* **Work instructions**
Put the lines of the listing below into a numbered list, leaving out any blank lines.

* **Data shown**

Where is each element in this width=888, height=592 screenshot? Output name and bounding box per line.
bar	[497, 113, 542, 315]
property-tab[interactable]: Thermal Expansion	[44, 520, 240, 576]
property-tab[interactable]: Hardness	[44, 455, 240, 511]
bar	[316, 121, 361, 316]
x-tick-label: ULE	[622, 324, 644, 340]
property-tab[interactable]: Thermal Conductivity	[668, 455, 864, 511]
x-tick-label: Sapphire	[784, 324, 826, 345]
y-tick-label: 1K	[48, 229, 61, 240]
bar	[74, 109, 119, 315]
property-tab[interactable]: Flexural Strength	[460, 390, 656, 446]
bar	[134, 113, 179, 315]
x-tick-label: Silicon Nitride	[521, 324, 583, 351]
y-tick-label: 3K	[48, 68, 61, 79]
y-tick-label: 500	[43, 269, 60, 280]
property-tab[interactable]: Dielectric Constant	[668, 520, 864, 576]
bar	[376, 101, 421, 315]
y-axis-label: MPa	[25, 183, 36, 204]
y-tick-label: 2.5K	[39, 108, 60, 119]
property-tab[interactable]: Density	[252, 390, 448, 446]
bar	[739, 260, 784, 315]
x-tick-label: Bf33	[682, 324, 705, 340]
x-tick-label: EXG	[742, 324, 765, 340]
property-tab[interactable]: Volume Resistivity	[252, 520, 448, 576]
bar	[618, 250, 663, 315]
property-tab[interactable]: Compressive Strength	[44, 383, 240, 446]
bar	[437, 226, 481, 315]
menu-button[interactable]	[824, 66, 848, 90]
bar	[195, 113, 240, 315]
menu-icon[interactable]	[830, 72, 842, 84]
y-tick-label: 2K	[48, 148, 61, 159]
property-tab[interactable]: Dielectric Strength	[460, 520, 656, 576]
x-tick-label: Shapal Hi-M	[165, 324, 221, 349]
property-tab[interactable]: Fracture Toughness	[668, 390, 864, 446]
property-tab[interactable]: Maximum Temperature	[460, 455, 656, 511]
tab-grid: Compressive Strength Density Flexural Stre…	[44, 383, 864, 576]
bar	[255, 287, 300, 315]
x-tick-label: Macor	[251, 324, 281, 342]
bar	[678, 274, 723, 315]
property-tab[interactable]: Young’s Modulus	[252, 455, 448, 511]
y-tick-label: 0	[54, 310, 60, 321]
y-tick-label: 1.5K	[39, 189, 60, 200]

* **Written response**
1. Where is each element in this width=888, height=592 screenshot? Output name and bounding box per line.
2. bar	[497, 113, 542, 315]
3. property-tab[interactable]: Thermal Expansion	[44, 520, 240, 576]
4. property-tab[interactable]: Hardness	[44, 455, 240, 511]
5. bar	[316, 121, 361, 316]
6. x-tick-label: ULE	[622, 324, 644, 340]
7. property-tab[interactable]: Thermal Conductivity	[668, 455, 864, 511]
8. x-tick-label: Sapphire	[784, 324, 826, 345]
9. y-tick-label: 1K	[48, 229, 61, 240]
10. bar	[74, 109, 119, 315]
11. property-tab[interactable]: Flexural Strength	[460, 390, 656, 446]
12. bar	[134, 113, 179, 315]
13. x-tick-label: Silicon Nitride	[521, 324, 583, 351]
14. y-tick-label: 3K	[48, 68, 61, 79]
15. y-tick-label: 500	[43, 269, 60, 280]
16. property-tab[interactable]: Dielectric Constant	[668, 520, 864, 576]
17. bar	[376, 101, 421, 315]
18. y-axis-label: MPa	[25, 183, 36, 204]
19. y-tick-label: 2.5K	[39, 108, 60, 119]
20. property-tab[interactable]: Density	[252, 390, 448, 446]
21. bar	[739, 260, 784, 315]
22. x-tick-label: Bf33	[682, 324, 705, 340]
23. x-tick-label: EXG	[742, 324, 765, 340]
24. property-tab[interactable]: Volume Resistivity	[252, 520, 448, 576]
25. bar	[618, 250, 663, 315]
26. property-tab[interactable]: Compressive Strength	[44, 383, 240, 446]
27. bar	[437, 226, 481, 315]
28. menu-button[interactable]	[824, 66, 848, 90]
29. bar	[195, 113, 240, 315]
30. menu-icon[interactable]	[830, 72, 842, 84]
31. y-tick-label: 2K	[48, 148, 61, 159]
32. property-tab[interactable]: Dielectric Strength	[460, 520, 656, 576]
33. x-tick-label: Shapal Hi-M	[165, 324, 221, 349]
34. property-tab[interactable]: Fracture Toughness	[668, 390, 864, 446]
35. property-tab[interactable]: Maximum Temperature	[460, 455, 656, 511]
36. tab-grid: Compressive Strength Density Flexural Stre…	[44, 383, 864, 576]
37. bar	[255, 287, 300, 315]
38. x-tick-label: Macor	[251, 324, 281, 342]
39. bar	[678, 274, 723, 315]
40. property-tab[interactable]: Young’s Modulus	[252, 455, 448, 511]
41. y-tick-label: 0	[54, 310, 60, 321]
42. y-tick-label: 1.5K	[39, 189, 60, 200]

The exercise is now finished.